— begin SUPPLIED RECORDS —

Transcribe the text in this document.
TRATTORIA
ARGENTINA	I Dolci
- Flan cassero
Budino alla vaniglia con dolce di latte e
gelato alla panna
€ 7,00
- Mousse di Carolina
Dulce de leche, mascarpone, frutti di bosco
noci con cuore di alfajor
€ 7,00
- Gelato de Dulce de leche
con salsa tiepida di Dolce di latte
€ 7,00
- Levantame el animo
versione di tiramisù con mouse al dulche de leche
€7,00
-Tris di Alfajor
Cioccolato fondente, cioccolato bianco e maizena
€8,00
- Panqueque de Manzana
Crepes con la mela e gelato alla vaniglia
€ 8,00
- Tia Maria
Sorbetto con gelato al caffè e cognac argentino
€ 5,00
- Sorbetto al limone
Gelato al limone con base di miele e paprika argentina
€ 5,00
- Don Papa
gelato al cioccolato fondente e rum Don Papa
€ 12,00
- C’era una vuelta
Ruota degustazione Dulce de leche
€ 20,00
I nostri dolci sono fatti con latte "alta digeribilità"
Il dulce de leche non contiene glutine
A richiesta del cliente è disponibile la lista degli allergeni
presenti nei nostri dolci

— end SUPPLIED RECORDS —

## GIVEN EXERCISE
Repeat every entry exactly as written above.

## EXERCISE RESPONSE
Transcribe the text in this document.
TRATTORIA
ARGENTINA	I Dolci
- Flan cassero
Budino alla vaniglia con dolce di latte e
gelato alla panna
€ 7,00
- Mousse di Carolina
Dulce de leche, mascarpone, frutti di bosco
noci con cuore di alfajor
€ 7,00
- Gelato de Dulce de leche
con salsa tiepida di Dolce di latte
€ 7,00
- Levantame el animo
versione di tiramisù con mouse al dulche de leche
€7,00
-Tris di Alfajor
Cioccolato fondente, cioccolato bianco e maizena
€8,00
- Panqueque de Manzana
Crepes con la mela e gelato alla vaniglia
€ 8,00
- Tia Maria
Sorbetto con gelato al caffè e cognac argentino
€ 5,00
- Sorbetto al limone
Gelato al limone con base di miele e paprika argentina
€ 5,00
- Don Papa
gelato al cioccolato fondente e rum Don Papa
€ 12,00
- C’era una vuelta
Ruota degustazione Dulce de leche
€ 20,00
I nostri dolci sono fatti con latte "alta digeribilità"
Il dulce de leche non contiene glutine
A richiesta del cliente è disponibile la lista degli allergeni
presenti nei nostri dolci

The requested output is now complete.